-- START --
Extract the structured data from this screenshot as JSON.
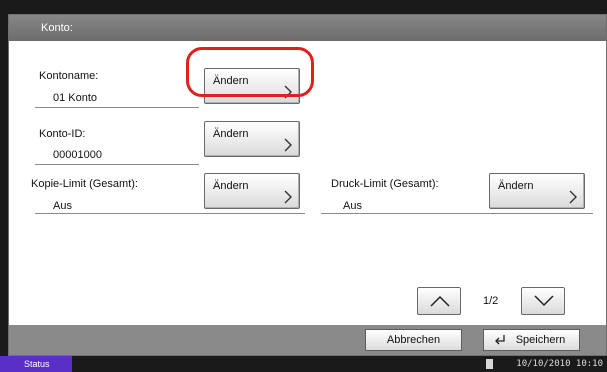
{
  "window": {
    "title": "Konto:"
  },
  "fields": [
    {
      "label": "Kontoname:",
      "value": "01 Konto",
      "button": "Ändern"
    },
    {
      "label": "Konto-ID:",
      "value": "00001000",
      "button": "Ändern"
    },
    {
      "label": "Kopie-Limit (Gesamt):",
      "value": "Aus",
      "button": "Ändern"
    },
    {
      "label": "Druck-Limit (Gesamt):",
      "value": "Aus",
      "button": "Ändern"
    }
  ],
  "pagination": {
    "current": "1/2"
  },
  "footer": {
    "cancel_label": "Abbrechen",
    "save_label": "Speichern"
  },
  "status_bar": {
    "status_label": "Status",
    "datetime": "10/10/2010  10:10"
  },
  "colors": {
    "highlight_ring": "#e0201c",
    "status_button": "#5a2fc7",
    "title_bar": "#777777"
  }
}
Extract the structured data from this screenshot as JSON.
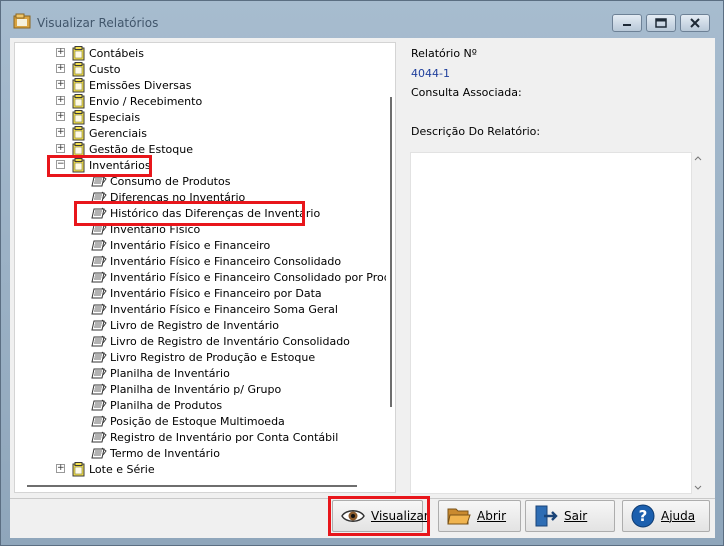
{
  "window": {
    "title": "Visualizar Relatórios"
  },
  "tree": {
    "items": [
      {
        "label": "Contábeis",
        "type": "folder",
        "expander": "+"
      },
      {
        "label": "Custo",
        "type": "folder",
        "expander": "+"
      },
      {
        "label": "Emissões Diversas",
        "type": "folder",
        "expander": "+"
      },
      {
        "label": "Envio / Recebimento",
        "type": "folder",
        "expander": "+"
      },
      {
        "label": "Especiais",
        "type": "folder",
        "expander": "+"
      },
      {
        "label": "Gerenciais",
        "type": "folder",
        "expander": "+"
      },
      {
        "label": "Gestão de Estoque",
        "type": "folder",
        "expander": "+"
      },
      {
        "label": "Inventários",
        "type": "folder",
        "expander": "−"
      },
      {
        "label": "Consumo de Produtos",
        "type": "report"
      },
      {
        "label": "Diferencas no Inventário",
        "type": "report"
      },
      {
        "label": "Histórico das Diferenças de Inventário",
        "type": "report"
      },
      {
        "label": "Inventário Físico",
        "type": "report"
      },
      {
        "label": "Inventário Físico e Financeiro",
        "type": "report"
      },
      {
        "label": "Inventário Físico e Financeiro Consolidado",
        "type": "report"
      },
      {
        "label": "Inventário Físico e Financeiro Consolidado por Produ",
        "type": "report"
      },
      {
        "label": "Inventário Físico e Financeiro por Data",
        "type": "report"
      },
      {
        "label": "Inventário Físico e Financeiro Soma Geral",
        "type": "report"
      },
      {
        "label": "Livro de Registro de Inventário",
        "type": "report"
      },
      {
        "label": "Livro de Registro de Inventário Consolidado",
        "type": "report"
      },
      {
        "label": "Livro Registro de Produção e Estoque",
        "type": "report"
      },
      {
        "label": "Planilha de Inventário",
        "type": "report"
      },
      {
        "label": "Planilha de Inventário p/ Grupo",
        "type": "report"
      },
      {
        "label": "Planilha de Produtos",
        "type": "report"
      },
      {
        "label": "Posição de Estoque Multimoeda",
        "type": "report"
      },
      {
        "label": "Registro de Inventário por Conta Contábil",
        "type": "report"
      },
      {
        "label": "Termo de Inventário",
        "type": "report"
      },
      {
        "label": "Lote e Série",
        "type": "folder",
        "expander": "+"
      }
    ]
  },
  "details": {
    "report_number_label": "Relatório Nº",
    "report_number_value": "4044-1",
    "associated_query_label": "Consulta Associada:",
    "description_label": "Descrição Do Relatório:"
  },
  "buttons": {
    "view": "Visualizar",
    "open": "Abrir",
    "exit": "Sair",
    "help": "Ajuda"
  },
  "colors": {
    "highlight": "#e8161b",
    "value_text": "#1f3f9c"
  }
}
-- END --
(What is required):
Reproduce all of the material exactly, apart from the pictures.

(Reply to the task):
Extract the structured data from this screenshot as JSON.
{
  "window": {
    "title": "Konto:"
  },
  "fields": [
    {
      "label": "Kontoname:",
      "value": "01 Konto",
      "button": "Ändern"
    },
    {
      "label": "Konto-ID:",
      "value": "00001000",
      "button": "Ändern"
    },
    {
      "label": "Kopie-Limit (Gesamt):",
      "value": "Aus",
      "button": "Ändern"
    },
    {
      "label": "Druck-Limit (Gesamt):",
      "value": "Aus",
      "button": "Ändern"
    }
  ],
  "pagination": {
    "current": "1/2"
  },
  "footer": {
    "cancel_label": "Abbrechen",
    "save_label": "Speichern"
  },
  "status_bar": {
    "status_label": "Status",
    "datetime": "10/10/2010  10:10"
  },
  "colors": {
    "highlight_ring": "#e0201c",
    "status_button": "#5a2fc7",
    "title_bar": "#777777"
  }
}
Extract the structured data from this screenshot as JSON.
{
  "window": {
    "title": "Visualizar Relatórios"
  },
  "tree": {
    "items": [
      {
        "label": "Contábeis",
        "type": "folder",
        "expander": "+"
      },
      {
        "label": "Custo",
        "type": "folder",
        "expander": "+"
      },
      {
        "label": "Emissões Diversas",
        "type": "folder",
        "expander": "+"
      },
      {
        "label": "Envio / Recebimento",
        "type": "folder",
        "expander": "+"
      },
      {
        "label": "Especiais",
        "type": "folder",
        "expander": "+"
      },
      {
        "label": "Gerenciais",
        "type": "folder",
        "expander": "+"
      },
      {
        "label": "Gestão de Estoque",
        "type": "folder",
        "expander": "+"
      },
      {
        "label": "Inventários",
        "type": "folder",
        "expander": "−"
      },
      {
        "label": "Consumo de Produtos",
        "type": "report"
      },
      {
        "label": "Diferencas no Inventário",
        "type": "report"
      },
      {
        "label": "Histórico das Diferenças de Inventário",
        "type": "report"
      },
      {
        "label": "Inventário Físico",
        "type": "report"
      },
      {
        "label": "Inventário Físico e Financeiro",
        "type": "report"
      },
      {
        "label": "Inventário Físico e Financeiro Consolidado",
        "type": "report"
      },
      {
        "label": "Inventário Físico e Financeiro Consolidado por Produ",
        "type": "report"
      },
      {
        "label": "Inventário Físico e Financeiro por Data",
        "type": "report"
      },
      {
        "label": "Inventário Físico e Financeiro Soma Geral",
        "type": "report"
      },
      {
        "label": "Livro de Registro de Inventário",
        "type": "report"
      },
      {
        "label": "Livro de Registro de Inventário Consolidado",
        "type": "report"
      },
      {
        "label": "Livro Registro de Produção e Estoque",
        "type": "report"
      },
      {
        "label": "Planilha de Inventário",
        "type": "report"
      },
      {
        "label": "Planilha de Inventário p/ Grupo",
        "type": "report"
      },
      {
        "label": "Planilha de Produtos",
        "type": "report"
      },
      {
        "label": "Posição de Estoque Multimoeda",
        "type": "report"
      },
      {
        "label": "Registro de Inventário por Conta Contábil",
        "type": "report"
      },
      {
        "label": "Termo de Inventário",
        "type": "report"
      },
      {
        "label": "Lote e Série",
        "type": "folder",
        "expander": "+"
      }
    ]
  },
  "details": {
    "report_number_label": "Relatório Nº",
    "report_number_value": "4044-1",
    "associated_query_label": "Consulta Associada:",
    "description_label": "Descrição Do Relatório:"
  },
  "buttons": {
    "view": "Visualizar",
    "open": "Abrir",
    "exit": "Sair",
    "help": "Ajuda"
  },
  "colors": {
    "highlight": "#e8161b",
    "value_text": "#1f3f9c"
  }
}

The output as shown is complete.